— EXERCISE DESCRIPTION —
Copy out the entries below precisely; nothing is to be omitted.

— GIVEN RECORDS —
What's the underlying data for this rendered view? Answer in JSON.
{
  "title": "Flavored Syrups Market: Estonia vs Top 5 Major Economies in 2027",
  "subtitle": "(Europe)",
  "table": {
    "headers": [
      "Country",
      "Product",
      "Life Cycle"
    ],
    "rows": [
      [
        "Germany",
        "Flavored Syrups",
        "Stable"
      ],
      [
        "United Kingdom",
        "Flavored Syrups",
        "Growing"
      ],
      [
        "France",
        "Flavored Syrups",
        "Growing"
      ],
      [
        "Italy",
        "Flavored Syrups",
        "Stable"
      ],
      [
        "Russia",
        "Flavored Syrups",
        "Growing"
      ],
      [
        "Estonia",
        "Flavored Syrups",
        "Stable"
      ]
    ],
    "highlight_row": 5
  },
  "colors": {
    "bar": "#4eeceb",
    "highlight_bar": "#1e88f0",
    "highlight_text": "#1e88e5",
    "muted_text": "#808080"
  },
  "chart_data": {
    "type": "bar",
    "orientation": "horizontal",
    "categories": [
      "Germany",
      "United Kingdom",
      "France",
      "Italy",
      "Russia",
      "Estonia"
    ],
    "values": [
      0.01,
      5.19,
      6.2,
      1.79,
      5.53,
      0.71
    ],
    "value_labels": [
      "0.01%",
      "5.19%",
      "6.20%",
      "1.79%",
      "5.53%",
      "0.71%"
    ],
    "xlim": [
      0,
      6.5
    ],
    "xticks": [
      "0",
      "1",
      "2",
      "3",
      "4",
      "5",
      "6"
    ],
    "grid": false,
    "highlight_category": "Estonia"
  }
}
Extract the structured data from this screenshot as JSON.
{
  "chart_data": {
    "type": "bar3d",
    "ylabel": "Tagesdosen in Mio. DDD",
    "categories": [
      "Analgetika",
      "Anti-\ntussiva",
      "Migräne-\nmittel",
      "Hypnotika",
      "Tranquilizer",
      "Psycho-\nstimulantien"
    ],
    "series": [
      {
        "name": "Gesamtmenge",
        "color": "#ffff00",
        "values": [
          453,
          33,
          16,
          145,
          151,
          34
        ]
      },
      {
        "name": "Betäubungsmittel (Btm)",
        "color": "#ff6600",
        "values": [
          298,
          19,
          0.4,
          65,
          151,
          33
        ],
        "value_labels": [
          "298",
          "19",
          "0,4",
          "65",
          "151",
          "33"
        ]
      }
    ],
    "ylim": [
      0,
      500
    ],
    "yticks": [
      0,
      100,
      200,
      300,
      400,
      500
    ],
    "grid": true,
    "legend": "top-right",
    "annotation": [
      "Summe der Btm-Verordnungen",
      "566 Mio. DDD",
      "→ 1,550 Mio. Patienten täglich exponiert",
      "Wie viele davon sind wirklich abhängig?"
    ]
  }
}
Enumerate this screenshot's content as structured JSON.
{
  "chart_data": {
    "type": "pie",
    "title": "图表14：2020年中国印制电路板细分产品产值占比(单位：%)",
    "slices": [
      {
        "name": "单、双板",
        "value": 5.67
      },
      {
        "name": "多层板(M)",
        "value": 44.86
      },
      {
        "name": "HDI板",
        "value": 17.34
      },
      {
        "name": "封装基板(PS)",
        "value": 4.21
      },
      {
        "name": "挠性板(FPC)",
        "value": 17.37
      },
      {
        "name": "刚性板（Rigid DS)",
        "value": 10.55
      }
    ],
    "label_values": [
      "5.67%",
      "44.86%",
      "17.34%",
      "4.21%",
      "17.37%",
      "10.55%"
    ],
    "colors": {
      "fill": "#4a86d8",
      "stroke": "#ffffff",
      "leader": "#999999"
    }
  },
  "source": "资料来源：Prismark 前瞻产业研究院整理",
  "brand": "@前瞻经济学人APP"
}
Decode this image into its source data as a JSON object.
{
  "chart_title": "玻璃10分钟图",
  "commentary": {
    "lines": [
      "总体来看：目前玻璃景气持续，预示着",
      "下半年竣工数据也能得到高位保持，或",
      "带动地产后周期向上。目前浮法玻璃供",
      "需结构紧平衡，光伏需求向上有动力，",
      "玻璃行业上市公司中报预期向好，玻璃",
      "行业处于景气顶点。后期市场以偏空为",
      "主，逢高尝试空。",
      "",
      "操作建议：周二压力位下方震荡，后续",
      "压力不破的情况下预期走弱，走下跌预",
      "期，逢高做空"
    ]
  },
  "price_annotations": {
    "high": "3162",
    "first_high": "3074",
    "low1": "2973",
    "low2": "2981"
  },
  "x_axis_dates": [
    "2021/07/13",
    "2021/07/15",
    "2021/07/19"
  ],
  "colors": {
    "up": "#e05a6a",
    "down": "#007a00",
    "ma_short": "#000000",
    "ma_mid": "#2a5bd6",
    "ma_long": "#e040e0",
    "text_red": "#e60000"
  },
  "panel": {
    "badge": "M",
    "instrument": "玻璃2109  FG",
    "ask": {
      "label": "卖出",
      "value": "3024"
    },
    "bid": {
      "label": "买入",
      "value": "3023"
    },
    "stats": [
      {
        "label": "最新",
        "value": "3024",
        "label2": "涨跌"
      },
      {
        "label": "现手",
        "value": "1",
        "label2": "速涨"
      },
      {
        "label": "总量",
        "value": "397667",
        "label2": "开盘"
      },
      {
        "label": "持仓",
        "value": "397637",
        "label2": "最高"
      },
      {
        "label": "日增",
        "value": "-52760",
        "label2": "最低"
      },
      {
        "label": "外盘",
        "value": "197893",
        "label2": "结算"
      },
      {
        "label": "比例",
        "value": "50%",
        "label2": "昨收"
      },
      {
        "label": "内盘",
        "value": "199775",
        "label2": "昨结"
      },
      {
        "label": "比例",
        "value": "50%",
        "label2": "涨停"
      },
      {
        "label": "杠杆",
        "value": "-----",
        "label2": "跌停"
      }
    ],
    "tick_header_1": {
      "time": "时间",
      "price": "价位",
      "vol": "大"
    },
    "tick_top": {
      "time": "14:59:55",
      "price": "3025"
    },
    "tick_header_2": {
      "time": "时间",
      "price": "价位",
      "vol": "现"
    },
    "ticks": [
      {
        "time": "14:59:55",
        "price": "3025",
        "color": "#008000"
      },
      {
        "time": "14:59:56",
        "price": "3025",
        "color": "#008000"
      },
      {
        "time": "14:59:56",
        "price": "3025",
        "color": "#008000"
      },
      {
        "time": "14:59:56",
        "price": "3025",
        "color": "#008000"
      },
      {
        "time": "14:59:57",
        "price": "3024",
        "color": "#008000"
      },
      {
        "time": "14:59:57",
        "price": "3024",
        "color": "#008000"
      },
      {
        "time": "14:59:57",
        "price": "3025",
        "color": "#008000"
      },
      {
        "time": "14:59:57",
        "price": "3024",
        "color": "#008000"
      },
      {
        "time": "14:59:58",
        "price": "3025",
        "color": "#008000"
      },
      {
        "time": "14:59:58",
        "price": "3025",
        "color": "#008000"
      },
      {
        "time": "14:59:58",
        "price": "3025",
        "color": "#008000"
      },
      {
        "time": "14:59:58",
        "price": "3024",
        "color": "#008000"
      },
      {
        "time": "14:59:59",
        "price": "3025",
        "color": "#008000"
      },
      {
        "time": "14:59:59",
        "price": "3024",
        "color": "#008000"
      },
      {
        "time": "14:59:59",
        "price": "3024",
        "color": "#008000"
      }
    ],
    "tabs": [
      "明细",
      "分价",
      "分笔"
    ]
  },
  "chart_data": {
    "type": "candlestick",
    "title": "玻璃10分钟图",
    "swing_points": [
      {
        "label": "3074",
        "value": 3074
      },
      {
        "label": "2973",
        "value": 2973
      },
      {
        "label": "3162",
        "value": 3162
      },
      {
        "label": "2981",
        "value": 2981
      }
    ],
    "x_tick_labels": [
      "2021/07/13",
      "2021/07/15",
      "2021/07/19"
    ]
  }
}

— ANSWER TO THIS TASK —
What's the underlying data for this rendered view? Answer in JSON.
{
  "title": "Flavored Syrups Market: Estonia vs Top 5 Major Economies in 2027",
  "subtitle": "(Europe)",
  "table": {
    "headers": [
      "Country",
      "Product",
      "Life Cycle"
    ],
    "rows": [
      [
        "Germany",
        "Flavored Syrups",
        "Stable"
      ],
      [
        "United Kingdom",
        "Flavored Syrups",
        "Growing"
      ],
      [
        "France",
        "Flavored Syrups",
        "Growing"
      ],
      [
        "Italy",
        "Flavored Syrups",
        "Stable"
      ],
      [
        "Russia",
        "Flavored Syrups",
        "Growing"
      ],
      [
        "Estonia",
        "Flavored Syrups",
        "Stable"
      ]
    ],
    "highlight_row": 5
  },
  "colors": {
    "bar": "#4eeceb",
    "highlight_bar": "#1e88f0",
    "highlight_text": "#1e88e5",
    "muted_text": "#808080"
  },
  "chart_data": {
    "type": "bar",
    "orientation": "horizontal",
    "categories": [
      "Germany",
      "United Kingdom",
      "France",
      "Italy",
      "Russia",
      "Estonia"
    ],
    "values": [
      0.01,
      5.19,
      6.2,
      1.79,
      5.53,
      0.71
    ],
    "value_labels": [
      "0.01%",
      "5.19%",
      "6.20%",
      "1.79%",
      "5.53%",
      "0.71%"
    ],
    "xlim": [
      0,
      6.5
    ],
    "xticks": [
      "0",
      "1",
      "2",
      "3",
      "4",
      "5",
      "6"
    ],
    "grid": false,
    "highlight_category": "Estonia"
  }
}
Extract the structured data from this screenshot as JSON.
{
  "chart_data": {
    "type": "bar3d",
    "ylabel": "Tagesdosen in Mio. DDD",
    "categories": [
      "Analgetika",
      "Anti-\ntussiva",
      "Migräne-\nmittel",
      "Hypnotika",
      "Tranquilizer",
      "Psycho-\nstimulantien"
    ],
    "series": [
      {
        "name": "Gesamtmenge",
        "color": "#ffff00",
        "values": [
          453,
          33,
          16,
          145,
          151,
          34
        ]
      },
      {
        "name": "Betäubungsmittel (Btm)",
        "color": "#ff6600",
        "values": [
          298,
          19,
          0.4,
          65,
          151,
          33
        ],
        "value_labels": [
          "298",
          "19",
          "0,4",
          "65",
          "151",
          "33"
        ]
      }
    ],
    "ylim": [
      0,
      500
    ],
    "yticks": [
      0,
      100,
      200,
      300,
      400,
      500
    ],
    "grid": true,
    "legend": "top-right",
    "annotation": [
      "Summe der Btm-Verordnungen",
      "566 Mio. DDD",
      "→ 1,550 Mio. Patienten täglich exponiert",
      "Wie viele davon sind wirklich abhängig?"
    ]
  }
}
Enumerate this screenshot's content as structured JSON.
{
  "chart_data": {
    "type": "pie",
    "title": "图表14：2020年中国印制电路板细分产品产值占比(单位：%)",
    "slices": [
      {
        "name": "单、双板",
        "value": 5.67
      },
      {
        "name": "多层板(M)",
        "value": 44.86
      },
      {
        "name": "HDI板",
        "value": 17.34
      },
      {
        "name": "封装基板(PS)",
        "value": 4.21
      },
      {
        "name": "挠性板(FPC)",
        "value": 17.37
      },
      {
        "name": "刚性板（Rigid DS)",
        "value": 10.55
      }
    ],
    "label_values": [
      "5.67%",
      "44.86%",
      "17.34%",
      "4.21%",
      "17.37%",
      "10.55%"
    ],
    "colors": {
      "fill": "#4a86d8",
      "stroke": "#ffffff",
      "leader": "#999999"
    }
  },
  "source": "资料来源：Prismark 前瞻产业研究院整理",
  "brand": "@前瞻经济学人APP"
}
Decode this image into its source data as a JSON object.
{
  "chart_title": "玻璃10分钟图",
  "commentary": {
    "lines": [
      "总体来看：目前玻璃景气持续，预示着",
      "下半年竣工数据也能得到高位保持，或",
      "带动地产后周期向上。目前浮法玻璃供",
      "需结构紧平衡，光伏需求向上有动力，",
      "玻璃行业上市公司中报预期向好，玻璃",
      "行业处于景气顶点。后期市场以偏空为",
      "主，逢高尝试空。",
      "",
      "操作建议：周二压力位下方震荡，后续",
      "压力不破的情况下预期走弱，走下跌预",
      "期，逢高做空"
    ]
  },
  "price_annotations": {
    "high": "3162",
    "first_high": "3074",
    "low1": "2973",
    "low2": "2981"
  },
  "x_axis_dates": [
    "2021/07/13",
    "2021/07/15",
    "2021/07/19"
  ],
  "colors": {
    "up": "#e05a6a",
    "down": "#007a00",
    "ma_short": "#000000",
    "ma_mid": "#2a5bd6",
    "ma_long": "#e040e0",
    "text_red": "#e60000"
  },
  "panel": {
    "badge": "M",
    "instrument": "玻璃2109  FG",
    "ask": {
      "label": "卖出",
      "value": "3024"
    },
    "bid": {
      "label": "买入",
      "value": "3023"
    },
    "stats": [
      {
        "label": "最新",
        "value": "3024",
        "label2": "涨跌"
      },
      {
        "label": "现手",
        "value": "1",
        "label2": "速涨"
      },
      {
        "label": "总量",
        "value": "397667",
        "label2": "开盘"
      },
      {
        "label": "持仓",
        "value": "397637",
        "label2": "最高"
      },
      {
        "label": "日增",
        "value": "-52760",
        "label2": "最低"
      },
      {
        "label": "外盘",
        "value": "197893",
        "label2": "结算"
      },
      {
        "label": "比例",
        "value": "50%",
        "label2": "昨收"
      },
      {
        "label": "内盘",
        "value": "199775",
        "label2": "昨结"
      },
      {
        "label": "比例",
        "value": "50%",
        "label2": "涨停"
      },
      {
        "label": "杠杆",
        "value": "-----",
        "label2": "跌停"
      }
    ],
    "tick_header_1": {
      "time": "时间",
      "price": "价位",
      "vol": "大"
    },
    "tick_top": {
      "time": "14:59:55",
      "price": "3025"
    },
    "tick_header_2": {
      "time": "时间",
      "price": "价位",
      "vol": "现"
    },
    "ticks": [
      {
        "time": "14:59:55",
        "price": "3025",
        "color": "#008000"
      },
      {
        "time": "14:59:56",
        "price": "3025",
        "color": "#008000"
      },
      {
        "time": "14:59:56",
        "price": "3025",
        "color": "#008000"
      },
      {
        "time": "14:59:56",
        "price": "3025",
        "color": "#008000"
      },
      {
        "time": "14:59:57",
        "price": "3024",
        "color": "#008000"
      },
      {
        "time": "14:59:57",
        "price": "3024",
        "color": "#008000"
      },
      {
        "time": "14:59:57",
        "price": "3025",
        "color": "#008000"
      },
      {
        "time": "14:59:57",
        "price": "3024",
        "color": "#008000"
      },
      {
        "time": "14:59:58",
        "price": "3025",
        "color": "#008000"
      },
      {
        "time": "14:59:58",
        "price": "3025",
        "color": "#008000"
      },
      {
        "time": "14:59:58",
        "price": "3025",
        "color": "#008000"
      },
      {
        "time": "14:59:58",
        "price": "3024",
        "color": "#008000"
      },
      {
        "time": "14:59:59",
        "price": "3025",
        "color": "#008000"
      },
      {
        "time": "14:59:59",
        "price": "3024",
        "color": "#008000"
      },
      {
        "time": "14:59:59",
        "price": "3024",
        "color": "#008000"
      }
    ],
    "tabs": [
      "明细",
      "分价",
      "分笔"
    ]
  },
  "chart_data": {
    "type": "candlestick",
    "title": "玻璃10分钟图",
    "swing_points": [
      {
        "label": "3074",
        "value": 3074
      },
      {
        "label": "2973",
        "value": 2973
      },
      {
        "label": "3162",
        "value": 3162
      },
      {
        "label": "2981",
        "value": 2981
      }
    ],
    "x_tick_labels": [
      "2021/07/13",
      "2021/07/15",
      "2021/07/19"
    ]
  }
}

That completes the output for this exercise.